• [TO DO]: Copy out the data below verbatim.

• [DATA SHOWN]:
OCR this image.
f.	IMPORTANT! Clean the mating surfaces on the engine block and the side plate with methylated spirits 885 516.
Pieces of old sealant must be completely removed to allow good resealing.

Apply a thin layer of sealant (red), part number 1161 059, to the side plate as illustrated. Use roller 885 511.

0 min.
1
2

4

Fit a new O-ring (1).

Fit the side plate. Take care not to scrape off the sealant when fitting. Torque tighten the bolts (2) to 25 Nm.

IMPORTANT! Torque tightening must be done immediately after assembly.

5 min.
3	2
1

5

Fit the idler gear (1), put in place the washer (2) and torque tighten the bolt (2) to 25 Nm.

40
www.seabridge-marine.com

• [RESULT]:
OCR this image.
f.	IMPORTANT! Clean the mating surfaces on the engine block and the side plate with methylated spirits 885 516.
Pieces of old sealant must be completely removed to allow good resealing.

Apply a thin layer of sealant (red), part number 1161 059, to the side plate as illustrated. Use roller 885 511.

0 min.
1
2

4

Fit a new O-ring (1).

Fit the side plate. Take care not to scrape off the sealant when fitting. Torque tighten the bolts (2) to 25 Nm.

IMPORTANT! Torque tightening must be done immediately after assembly.

5 min.
3	2
1

5

Fit the idler gear (1), put in place the washer (2) and torque tighten the bolt (2) to 25 Nm.

40
www.seabridge-marine.com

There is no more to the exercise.